### Instructions for the task
Check each line of the material. Copy those containing "DRIVE".

### Listing

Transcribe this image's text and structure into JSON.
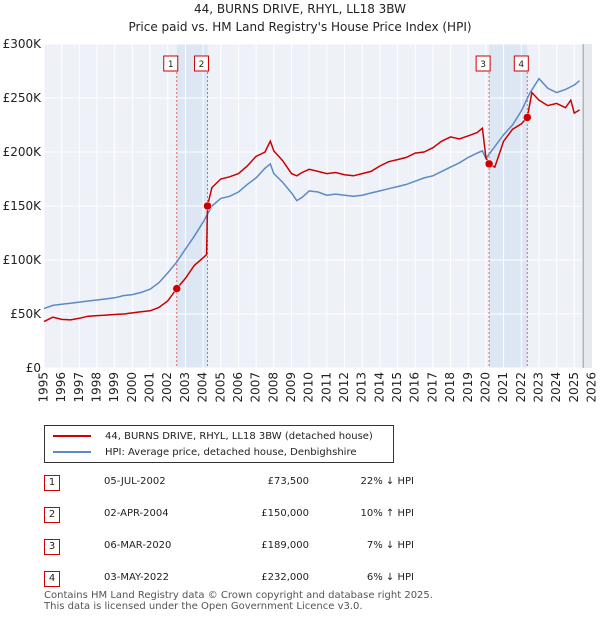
{
  "chart_data": {
    "type": "line",
    "title": "44, BURNS DRIVE, RHYL, LL18 3BW",
    "subtitle": "Price paid vs. HM Land Registry's House Price Index (HPI)",
    "xlabel": "",
    "ylabel": "",
    "xlim": [
      1995,
      2026
    ],
    "ylim": [
      0,
      300000
    ],
    "y_ticks": [
      0,
      50000,
      100000,
      150000,
      200000,
      250000,
      300000
    ],
    "y_tick_labels": [
      "£0",
      "£50K",
      "£100K",
      "£150K",
      "£200K",
      "£250K",
      "£300K"
    ],
    "x_ticks": [
      1995,
      1996,
      1997,
      1998,
      1999,
      2000,
      2001,
      2002,
      2003,
      2004,
      2005,
      2006,
      2007,
      2008,
      2009,
      2010,
      2011,
      2012,
      2013,
      2014,
      2015,
      2016,
      2017,
      2018,
      2019,
      2020,
      2021,
      2022,
      2023,
      2024,
      2025,
      2026
    ],
    "x_tick_labels": [
      "1995",
      "1996",
      "1997",
      "1998",
      "1999",
      "2000",
      "2001",
      "2002",
      "2003",
      "2004",
      "2005",
      "2006",
      "2007",
      "2008",
      "2009",
      "2010",
      "2011",
      "2012",
      "2013",
      "2014",
      "2015",
      "2016",
      "2017",
      "2018",
      "2019",
      "2020",
      "2021",
      "2022",
      "2023",
      "2024",
      "2025",
      "2026"
    ],
    "grid": true,
    "shaded_regions": [
      [
        2002.51,
        2004.25
      ],
      [
        2020.18,
        2022.34
      ]
    ],
    "data_end_marker": 2025.5,
    "series": [
      {
        "name": "44, BURNS DRIVE, RHYL, LL18 3BW (detached house)",
        "color": "#cc0000",
        "x": [
          1995,
          1995.5,
          1996,
          1996.5,
          1997,
          1997.5,
          1998,
          1998.5,
          1999,
          1999.5,
          2000,
          2000.5,
          2001,
          2001.5,
          2002,
          2002.51,
          2003,
          2003.5,
          2004,
          2004.2,
          2004.25,
          2004.5,
          2005,
          2005.5,
          2006,
          2006.5,
          2007,
          2007.5,
          2007.8,
          2008,
          2008.5,
          2009,
          2009.3,
          2009.6,
          2010,
          2010.5,
          2011,
          2011.5,
          2012,
          2012.5,
          2013,
          2013.5,
          2014,
          2014.5,
          2015,
          2015.5,
          2016,
          2016.5,
          2017,
          2017.5,
          2018,
          2018.5,
          2019,
          2019.5,
          2019.8,
          2020,
          2020.18,
          2020.5,
          2021,
          2021.5,
          2022,
          2022.34,
          2022.6,
          2023,
          2023.5,
          2024,
          2024.5,
          2024.8,
          2025,
          2025.3
        ],
        "y": [
          43000,
          47000,
          45000,
          44500,
          46000,
          48000,
          48500,
          49000,
          49500,
          50000,
          51000,
          52000,
          53000,
          56000,
          62000,
          73500,
          83000,
          95000,
          102000,
          105000,
          150000,
          167000,
          175000,
          177000,
          180000,
          187000,
          196000,
          200000,
          210000,
          201000,
          192000,
          180000,
          178000,
          181000,
          184000,
          182000,
          180000,
          181000,
          179000,
          178000,
          180000,
          182000,
          187000,
          191000,
          193000,
          195000,
          199000,
          200000,
          204000,
          210000,
          214000,
          212000,
          215000,
          218000,
          222000,
          195000,
          189000,
          186000,
          210000,
          221000,
          226000,
          232000,
          255000,
          248000,
          243000,
          245000,
          241000,
          248000,
          236000,
          239000
        ]
      },
      {
        "name": "HPI: Average price, detached house, Denbighshire",
        "color": "#5b8ac6",
        "x": [
          1995,
          1995.5,
          1996,
          1996.5,
          1997,
          1997.5,
          1998,
          1998.5,
          1999,
          1999.5,
          2000,
          2000.5,
          2001,
          2001.5,
          2002,
          2002.5,
          2003,
          2003.5,
          2004,
          2004.5,
          2005,
          2005.5,
          2006,
          2006.5,
          2007,
          2007.5,
          2007.8,
          2008,
          2008.5,
          2009,
          2009.3,
          2009.6,
          2010,
          2010.5,
          2011,
          2011.5,
          2012,
          2012.5,
          2013,
          2013.5,
          2014,
          2014.5,
          2015,
          2015.5,
          2016,
          2016.5,
          2017,
          2017.5,
          2018,
          2018.5,
          2019,
          2019.5,
          2019.8,
          2020,
          2020.5,
          2021,
          2021.5,
          2022,
          2022.5,
          2023,
          2023.5,
          2024,
          2024.5,
          2025,
          2025.3
        ],
        "y": [
          55000,
          58000,
          59000,
          60000,
          61000,
          62000,
          63000,
          64000,
          65000,
          67000,
          68000,
          70000,
          73000,
          79000,
          88000,
          98000,
          110000,
          122000,
          135000,
          150000,
          157000,
          159000,
          163000,
          170000,
          176000,
          185000,
          189000,
          180000,
          172000,
          162000,
          155000,
          158000,
          164000,
          163000,
          160000,
          161000,
          160000,
          159000,
          160000,
          162000,
          164000,
          166000,
          168000,
          170000,
          173000,
          176000,
          178000,
          182000,
          186000,
          190000,
          195000,
          199000,
          201000,
          194000,
          205000,
          216000,
          225000,
          238000,
          255000,
          268000,
          259000,
          255000,
          258000,
          262000,
          266000
        ]
      }
    ],
    "transactions": [
      {
        "num": "1",
        "date": "05-JUL-2002",
        "price": "£73,500",
        "pct": "22% ↓ HPI",
        "x": 2002.51,
        "y": 73500
      },
      {
        "num": "2",
        "date": "02-APR-2004",
        "price": "£150,000",
        "pct": "10% ↑ HPI",
        "x": 2004.25,
        "y": 150000
      },
      {
        "num": "3",
        "date": "06-MAR-2020",
        "price": "£189,000",
        "pct": "7% ↓ HPI",
        "x": 2020.18,
        "y": 189000
      },
      {
        "num": "4",
        "date": "03-MAY-2022",
        "price": "£232,000",
        "pct": "6% ↓ HPI",
        "x": 2022.34,
        "y": 232000
      }
    ]
  },
  "legend": {
    "property_label": "44, BURNS DRIVE, RHYL, LL18 3BW (detached house)",
    "hpi_label": "HPI: Average price, detached house, Denbighshire"
  },
  "footer": {
    "line1": "Contains HM Land Registry data © Crown copyright and database right 2025.",
    "line2": "This data is licensed under the Open Government Licence v3.0."
  }
}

### Solution
    "title": "44, BURNS DRIVE, RHYL, LL18 3BW",
        "name": "44, BURNS DRIVE, RHYL, LL18 3BW (detached house)",
    "property_label": "44, BURNS DRIVE, RHYL, LL18 3BW (detached house)",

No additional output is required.